Copy every record word for word.

-- start of TASK INPUTS --

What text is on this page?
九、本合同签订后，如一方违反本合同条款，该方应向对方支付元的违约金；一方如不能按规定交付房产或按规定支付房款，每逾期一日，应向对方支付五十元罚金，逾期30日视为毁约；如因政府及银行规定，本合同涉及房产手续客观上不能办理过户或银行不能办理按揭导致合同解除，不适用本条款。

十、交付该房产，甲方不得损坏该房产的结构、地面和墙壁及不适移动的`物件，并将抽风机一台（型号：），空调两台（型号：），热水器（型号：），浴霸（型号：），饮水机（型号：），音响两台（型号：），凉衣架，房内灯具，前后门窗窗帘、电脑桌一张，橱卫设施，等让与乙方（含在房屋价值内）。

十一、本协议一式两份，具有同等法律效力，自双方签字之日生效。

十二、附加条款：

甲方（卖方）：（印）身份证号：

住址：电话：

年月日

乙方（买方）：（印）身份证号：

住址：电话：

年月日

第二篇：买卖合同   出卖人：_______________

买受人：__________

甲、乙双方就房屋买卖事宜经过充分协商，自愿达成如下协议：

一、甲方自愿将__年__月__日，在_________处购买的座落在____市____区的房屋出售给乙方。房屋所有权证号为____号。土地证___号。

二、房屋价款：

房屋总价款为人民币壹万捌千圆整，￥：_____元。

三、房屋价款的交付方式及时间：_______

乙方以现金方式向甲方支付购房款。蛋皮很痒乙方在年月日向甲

-- end of TASK INPUTS --

TASK ANSWER —
What text is on this page?
九、本合同签订后，如一方违反本合同条款，该方应向对方支付元的违约金；一方如不能按规定交付房产或按规定支付房款，每逾期一日，应向对方支付五十元罚金，逾期30日视为毁约；如因政府及银行规定，本合同涉及房产手续客观上不能办理过户或银行不能办理按揭导致合同解除，不适用本条款。

十、交付该房产，甲方不得损坏该房产的结构、地面和墙壁及不适移动的`物件，并将抽风机一台（型号：），空调两台（型号：），热水器（型号：），浴霸（型号：），饮水机（型号：），音响两台（型号：），凉衣架，房内灯具，前后门窗窗帘、电脑桌一张，橱卫设施，等让与乙方（含在房屋价值内）。

十一、本协议一式两份，具有同等法律效力，自双方签字之日生效。

十二、附加条款：

甲方（卖方）：（印）身份证号：

住址：电话：

年月日

乙方（买方）：（印）身份证号：

住址：电话：

年月日

第二篇：买卖合同   出卖人：_______________

买受人：__________

甲、乙双方就房屋买卖事宜经过充分协商，自愿达成如下协议：

一、甲方自愿将__年__月__日，在_________处购买的座落在____市____区的房屋出售给乙方。房屋所有权证号为____号。土地证___号。

二、房屋价款：

房屋总价款为人民币壹万捌千圆整，￥：_____元。

三、房屋价款的交付方式及时间：_______

乙方以现金方式向甲方支付购房款。蛋皮很痒乙方在年月日向甲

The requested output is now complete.